* [TASK PROMPT]: Count, in the entries below, the lines in which "Heat" occurs. Give the number, nothing more.

Collected data entries
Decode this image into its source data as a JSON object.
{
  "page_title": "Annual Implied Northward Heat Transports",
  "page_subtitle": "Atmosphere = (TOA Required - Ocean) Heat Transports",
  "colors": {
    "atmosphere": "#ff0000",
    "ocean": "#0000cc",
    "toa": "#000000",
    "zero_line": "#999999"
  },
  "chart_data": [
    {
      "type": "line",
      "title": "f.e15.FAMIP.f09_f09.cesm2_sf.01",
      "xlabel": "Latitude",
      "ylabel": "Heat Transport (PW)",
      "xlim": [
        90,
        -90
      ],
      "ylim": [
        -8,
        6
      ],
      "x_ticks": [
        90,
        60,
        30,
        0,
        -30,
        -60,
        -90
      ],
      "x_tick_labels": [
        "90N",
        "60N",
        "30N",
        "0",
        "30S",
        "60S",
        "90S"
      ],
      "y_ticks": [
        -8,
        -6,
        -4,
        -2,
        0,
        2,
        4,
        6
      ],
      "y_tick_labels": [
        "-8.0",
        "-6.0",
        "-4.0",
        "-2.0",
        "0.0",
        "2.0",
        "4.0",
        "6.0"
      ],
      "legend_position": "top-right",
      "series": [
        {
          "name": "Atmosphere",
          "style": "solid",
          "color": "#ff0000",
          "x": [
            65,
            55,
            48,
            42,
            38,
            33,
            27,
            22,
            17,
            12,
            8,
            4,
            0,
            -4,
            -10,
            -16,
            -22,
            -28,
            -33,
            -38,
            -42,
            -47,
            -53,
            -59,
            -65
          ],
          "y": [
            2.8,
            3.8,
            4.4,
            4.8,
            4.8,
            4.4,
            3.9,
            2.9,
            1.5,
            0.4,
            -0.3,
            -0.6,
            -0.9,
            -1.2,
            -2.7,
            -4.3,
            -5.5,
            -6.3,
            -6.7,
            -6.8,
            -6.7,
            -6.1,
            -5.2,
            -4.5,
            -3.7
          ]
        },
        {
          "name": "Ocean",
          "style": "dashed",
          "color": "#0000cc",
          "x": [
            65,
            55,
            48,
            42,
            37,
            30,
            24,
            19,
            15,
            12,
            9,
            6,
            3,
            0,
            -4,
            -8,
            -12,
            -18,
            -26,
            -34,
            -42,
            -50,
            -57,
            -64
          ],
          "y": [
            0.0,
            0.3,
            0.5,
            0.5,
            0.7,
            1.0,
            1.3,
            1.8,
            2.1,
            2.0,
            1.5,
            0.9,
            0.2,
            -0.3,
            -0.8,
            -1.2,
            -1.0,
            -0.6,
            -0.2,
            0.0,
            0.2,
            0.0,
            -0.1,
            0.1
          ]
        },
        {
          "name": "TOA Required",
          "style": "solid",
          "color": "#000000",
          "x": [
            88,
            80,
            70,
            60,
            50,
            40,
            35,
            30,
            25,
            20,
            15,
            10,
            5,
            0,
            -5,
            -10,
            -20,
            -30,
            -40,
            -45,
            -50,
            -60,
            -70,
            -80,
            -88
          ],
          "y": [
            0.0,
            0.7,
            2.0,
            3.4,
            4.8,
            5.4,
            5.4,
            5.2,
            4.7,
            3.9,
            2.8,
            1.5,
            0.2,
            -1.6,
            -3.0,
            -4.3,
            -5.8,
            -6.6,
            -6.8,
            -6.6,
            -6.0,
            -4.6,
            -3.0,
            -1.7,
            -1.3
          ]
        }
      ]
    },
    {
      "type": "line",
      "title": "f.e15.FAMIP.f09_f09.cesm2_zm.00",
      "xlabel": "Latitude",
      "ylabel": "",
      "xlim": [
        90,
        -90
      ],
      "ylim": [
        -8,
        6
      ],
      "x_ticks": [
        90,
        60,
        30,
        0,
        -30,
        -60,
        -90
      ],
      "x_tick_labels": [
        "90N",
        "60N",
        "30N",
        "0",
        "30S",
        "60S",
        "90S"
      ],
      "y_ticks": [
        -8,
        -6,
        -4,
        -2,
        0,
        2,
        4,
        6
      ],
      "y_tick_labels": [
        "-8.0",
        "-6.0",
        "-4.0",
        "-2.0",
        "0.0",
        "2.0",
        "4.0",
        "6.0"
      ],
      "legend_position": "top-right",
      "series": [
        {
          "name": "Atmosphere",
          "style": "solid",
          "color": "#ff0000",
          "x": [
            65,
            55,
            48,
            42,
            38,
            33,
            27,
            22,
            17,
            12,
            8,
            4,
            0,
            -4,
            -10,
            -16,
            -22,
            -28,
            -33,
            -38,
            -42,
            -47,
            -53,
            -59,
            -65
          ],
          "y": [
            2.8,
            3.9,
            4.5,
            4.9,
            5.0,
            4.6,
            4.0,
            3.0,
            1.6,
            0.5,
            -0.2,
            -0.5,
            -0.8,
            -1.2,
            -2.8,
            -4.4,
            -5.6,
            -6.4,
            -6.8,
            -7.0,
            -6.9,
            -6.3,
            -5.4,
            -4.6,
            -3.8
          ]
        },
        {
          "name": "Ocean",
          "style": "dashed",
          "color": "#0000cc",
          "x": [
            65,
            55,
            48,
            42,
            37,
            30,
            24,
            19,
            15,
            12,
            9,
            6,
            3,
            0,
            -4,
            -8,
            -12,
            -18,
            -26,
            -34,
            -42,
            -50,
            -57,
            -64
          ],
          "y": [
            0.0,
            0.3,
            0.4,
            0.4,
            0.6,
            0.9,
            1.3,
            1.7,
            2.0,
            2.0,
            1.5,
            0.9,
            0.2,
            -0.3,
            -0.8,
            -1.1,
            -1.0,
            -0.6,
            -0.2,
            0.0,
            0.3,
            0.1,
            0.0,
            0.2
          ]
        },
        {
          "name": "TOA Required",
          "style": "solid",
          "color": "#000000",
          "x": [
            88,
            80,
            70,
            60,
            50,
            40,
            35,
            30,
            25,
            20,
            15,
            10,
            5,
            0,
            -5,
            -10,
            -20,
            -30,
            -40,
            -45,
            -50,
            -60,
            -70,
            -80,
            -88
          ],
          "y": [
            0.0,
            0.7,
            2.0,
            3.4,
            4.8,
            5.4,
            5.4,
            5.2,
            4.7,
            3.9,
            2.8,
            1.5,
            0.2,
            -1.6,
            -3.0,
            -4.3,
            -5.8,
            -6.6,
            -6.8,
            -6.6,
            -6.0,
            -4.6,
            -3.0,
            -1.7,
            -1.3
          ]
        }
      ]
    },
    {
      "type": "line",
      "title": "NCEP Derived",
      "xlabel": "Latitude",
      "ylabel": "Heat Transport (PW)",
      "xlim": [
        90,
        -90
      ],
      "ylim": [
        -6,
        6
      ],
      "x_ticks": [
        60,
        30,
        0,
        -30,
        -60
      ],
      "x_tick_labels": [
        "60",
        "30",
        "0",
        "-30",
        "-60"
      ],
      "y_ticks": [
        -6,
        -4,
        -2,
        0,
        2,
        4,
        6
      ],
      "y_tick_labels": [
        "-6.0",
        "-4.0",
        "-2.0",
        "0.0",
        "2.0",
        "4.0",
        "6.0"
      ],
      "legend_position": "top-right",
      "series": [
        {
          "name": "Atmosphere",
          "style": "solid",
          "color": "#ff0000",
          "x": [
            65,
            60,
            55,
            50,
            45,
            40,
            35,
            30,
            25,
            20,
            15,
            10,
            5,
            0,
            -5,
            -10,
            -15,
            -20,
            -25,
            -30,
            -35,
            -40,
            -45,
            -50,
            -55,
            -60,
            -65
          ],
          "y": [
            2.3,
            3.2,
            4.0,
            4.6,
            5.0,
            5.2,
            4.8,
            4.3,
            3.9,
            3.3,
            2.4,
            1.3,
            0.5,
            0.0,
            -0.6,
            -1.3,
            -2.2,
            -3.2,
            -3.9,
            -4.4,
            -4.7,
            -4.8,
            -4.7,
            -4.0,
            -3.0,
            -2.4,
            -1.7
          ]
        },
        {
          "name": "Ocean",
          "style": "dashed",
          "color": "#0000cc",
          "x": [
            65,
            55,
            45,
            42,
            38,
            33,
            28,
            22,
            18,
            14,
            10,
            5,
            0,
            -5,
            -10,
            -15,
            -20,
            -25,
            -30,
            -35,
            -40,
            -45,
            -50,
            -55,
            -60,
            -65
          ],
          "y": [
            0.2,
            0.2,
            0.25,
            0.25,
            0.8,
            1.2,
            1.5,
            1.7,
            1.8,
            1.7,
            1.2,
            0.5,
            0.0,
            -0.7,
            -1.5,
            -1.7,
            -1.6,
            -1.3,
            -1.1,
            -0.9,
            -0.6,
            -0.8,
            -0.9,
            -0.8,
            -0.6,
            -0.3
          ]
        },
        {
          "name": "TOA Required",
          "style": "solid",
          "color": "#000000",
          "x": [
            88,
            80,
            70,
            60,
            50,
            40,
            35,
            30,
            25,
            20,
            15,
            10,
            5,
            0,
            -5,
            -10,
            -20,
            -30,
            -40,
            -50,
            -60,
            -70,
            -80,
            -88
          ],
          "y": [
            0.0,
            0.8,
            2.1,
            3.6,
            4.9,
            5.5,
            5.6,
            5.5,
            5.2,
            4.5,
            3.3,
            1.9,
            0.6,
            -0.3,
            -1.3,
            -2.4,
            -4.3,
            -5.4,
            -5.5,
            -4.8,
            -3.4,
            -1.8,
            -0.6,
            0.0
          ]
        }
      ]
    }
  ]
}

* [RESULT FOR THIS EXERCISE]: 4